- **What needs to be done**
From the entries below, copy every line where the string "nueva" appears.

#####

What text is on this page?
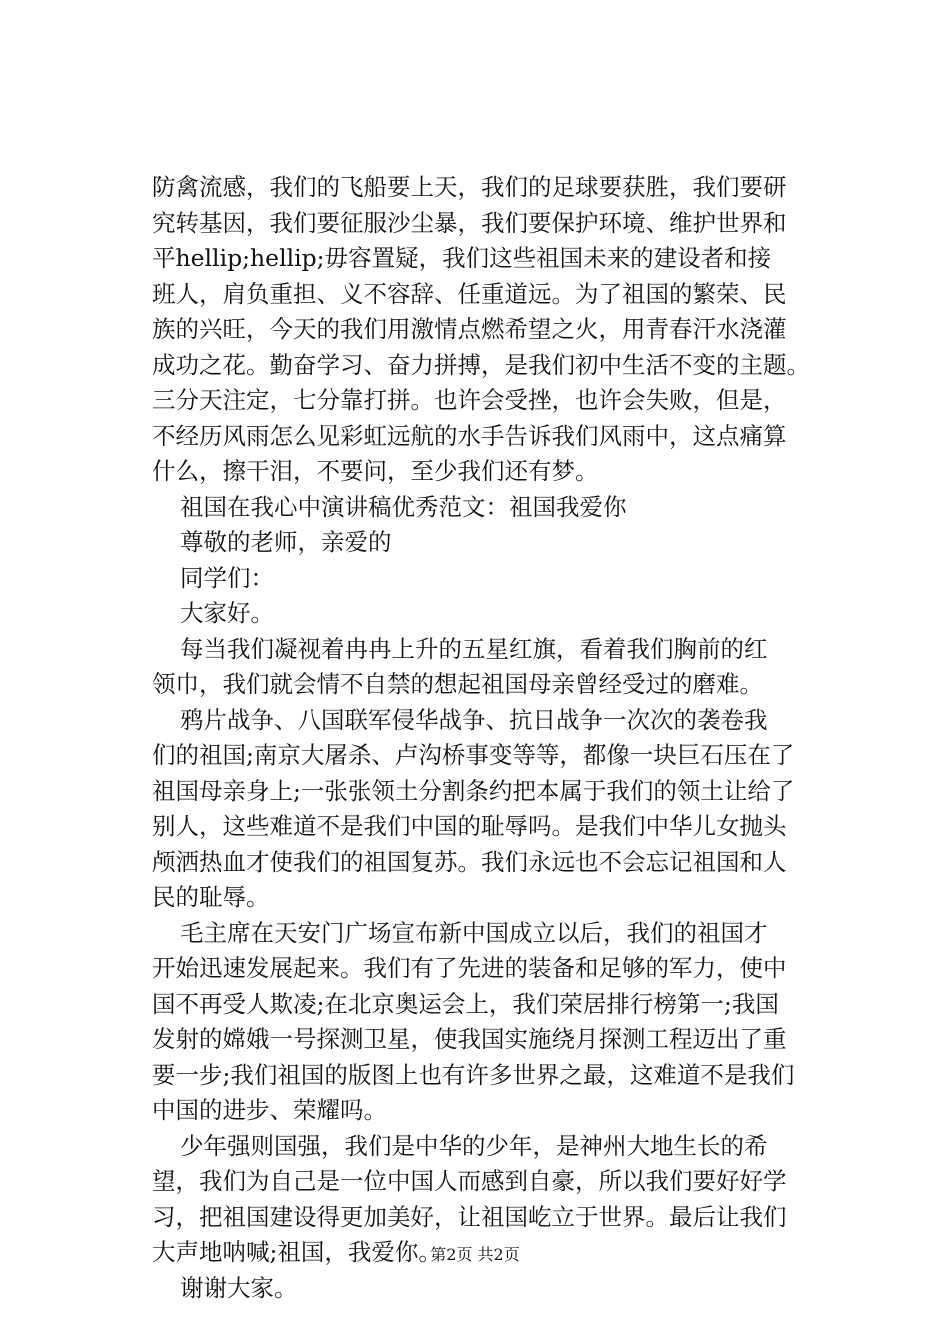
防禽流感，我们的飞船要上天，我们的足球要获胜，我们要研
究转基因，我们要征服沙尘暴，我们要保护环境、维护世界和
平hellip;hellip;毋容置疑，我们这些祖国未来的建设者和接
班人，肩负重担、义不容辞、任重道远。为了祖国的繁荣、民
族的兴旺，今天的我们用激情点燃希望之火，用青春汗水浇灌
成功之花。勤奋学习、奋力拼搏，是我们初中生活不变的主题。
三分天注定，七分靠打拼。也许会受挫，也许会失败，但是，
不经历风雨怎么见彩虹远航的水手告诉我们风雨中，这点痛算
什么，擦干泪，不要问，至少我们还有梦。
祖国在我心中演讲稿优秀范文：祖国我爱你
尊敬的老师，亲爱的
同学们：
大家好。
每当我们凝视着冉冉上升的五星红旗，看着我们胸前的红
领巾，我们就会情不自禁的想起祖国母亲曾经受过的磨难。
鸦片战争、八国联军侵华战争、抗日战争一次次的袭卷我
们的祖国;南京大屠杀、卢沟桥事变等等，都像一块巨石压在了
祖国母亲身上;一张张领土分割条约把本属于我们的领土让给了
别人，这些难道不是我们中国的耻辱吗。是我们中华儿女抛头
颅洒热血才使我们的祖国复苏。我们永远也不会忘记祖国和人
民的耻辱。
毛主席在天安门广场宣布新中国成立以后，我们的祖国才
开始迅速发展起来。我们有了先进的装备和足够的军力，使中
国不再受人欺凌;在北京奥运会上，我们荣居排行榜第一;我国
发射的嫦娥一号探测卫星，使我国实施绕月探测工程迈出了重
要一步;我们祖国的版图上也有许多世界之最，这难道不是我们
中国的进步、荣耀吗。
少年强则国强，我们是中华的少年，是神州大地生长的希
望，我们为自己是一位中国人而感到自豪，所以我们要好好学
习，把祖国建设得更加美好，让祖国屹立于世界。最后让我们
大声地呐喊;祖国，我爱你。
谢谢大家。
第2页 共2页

#####

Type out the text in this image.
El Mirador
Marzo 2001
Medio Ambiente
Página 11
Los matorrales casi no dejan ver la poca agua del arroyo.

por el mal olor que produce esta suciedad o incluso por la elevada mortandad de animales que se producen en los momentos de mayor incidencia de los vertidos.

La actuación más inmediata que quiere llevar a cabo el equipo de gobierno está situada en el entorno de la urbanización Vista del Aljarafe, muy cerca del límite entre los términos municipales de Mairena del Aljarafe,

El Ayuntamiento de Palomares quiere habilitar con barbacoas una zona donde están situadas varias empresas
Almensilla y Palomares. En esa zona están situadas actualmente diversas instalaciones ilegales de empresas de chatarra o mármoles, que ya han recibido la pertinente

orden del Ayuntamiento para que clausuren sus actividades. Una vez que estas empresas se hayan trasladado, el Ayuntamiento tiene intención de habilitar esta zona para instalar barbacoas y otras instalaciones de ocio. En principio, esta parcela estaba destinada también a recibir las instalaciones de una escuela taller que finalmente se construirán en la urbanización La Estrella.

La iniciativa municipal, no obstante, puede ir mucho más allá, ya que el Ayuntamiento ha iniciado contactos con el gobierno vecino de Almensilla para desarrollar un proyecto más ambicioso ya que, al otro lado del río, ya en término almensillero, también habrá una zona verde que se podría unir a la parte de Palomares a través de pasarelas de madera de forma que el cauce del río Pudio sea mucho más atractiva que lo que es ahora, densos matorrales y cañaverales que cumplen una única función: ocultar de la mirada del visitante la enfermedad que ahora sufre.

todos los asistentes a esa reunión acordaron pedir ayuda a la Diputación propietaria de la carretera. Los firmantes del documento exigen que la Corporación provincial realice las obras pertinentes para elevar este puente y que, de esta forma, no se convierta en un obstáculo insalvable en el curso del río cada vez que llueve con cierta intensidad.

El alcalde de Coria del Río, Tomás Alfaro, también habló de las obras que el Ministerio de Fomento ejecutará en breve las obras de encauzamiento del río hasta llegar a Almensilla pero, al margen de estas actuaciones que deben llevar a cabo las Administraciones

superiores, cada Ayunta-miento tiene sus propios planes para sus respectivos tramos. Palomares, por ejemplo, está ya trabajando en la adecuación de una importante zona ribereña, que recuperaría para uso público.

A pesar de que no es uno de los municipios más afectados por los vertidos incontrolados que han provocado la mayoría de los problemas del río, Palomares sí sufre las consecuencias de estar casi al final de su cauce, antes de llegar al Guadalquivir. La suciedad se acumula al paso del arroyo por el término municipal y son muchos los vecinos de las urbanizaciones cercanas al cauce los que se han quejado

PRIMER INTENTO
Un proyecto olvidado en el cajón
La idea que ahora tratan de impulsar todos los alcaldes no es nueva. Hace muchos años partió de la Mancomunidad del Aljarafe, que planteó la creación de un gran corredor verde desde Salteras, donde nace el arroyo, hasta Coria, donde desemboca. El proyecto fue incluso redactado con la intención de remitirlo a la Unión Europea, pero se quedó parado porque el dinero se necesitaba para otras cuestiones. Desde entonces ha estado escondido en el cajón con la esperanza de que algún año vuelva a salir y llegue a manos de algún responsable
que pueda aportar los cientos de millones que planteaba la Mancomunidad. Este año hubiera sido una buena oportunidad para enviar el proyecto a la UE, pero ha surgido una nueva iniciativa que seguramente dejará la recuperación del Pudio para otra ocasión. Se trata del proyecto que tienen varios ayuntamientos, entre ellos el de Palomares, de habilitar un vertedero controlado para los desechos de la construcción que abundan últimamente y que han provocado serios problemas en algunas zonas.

#####

- **Final result**
La idea que ahora tratan de impulsar todos los alcaldes no es nueva. Hace muchos años partió de la Mancomunidad del Aljarafe, que planteó la creación de un gran corredor verde desde Salteras, donde nace el arroyo, hasta Coria, donde desemboca. El proyecto fue incluso redactado con la intención de remitirlo a la Unión Europea, pero se quedó parado porque el dinero se necesitaba para otras cuestiones. Desde entonces ha estado escondido en el cajón con la esperanza de que algún año vuelva a salir y llegue a manos de algún responsable
que pueda aportar los cientos de millones que planteaba la Mancomunidad. Este año hubiera sido una buena oportunidad para enviar el proyecto a la UE, pero ha surgido una nueva iniciativa que seguramente dejará la recuperación del Pudio para otra ocasión. Se trata del proyecto que tienen varios ayuntamientos, entre ellos el de Palomares, de habilitar un vertedero controlado para los desechos de la construcción que abundan últimamente y que han provocado serios problemas en algunas zonas.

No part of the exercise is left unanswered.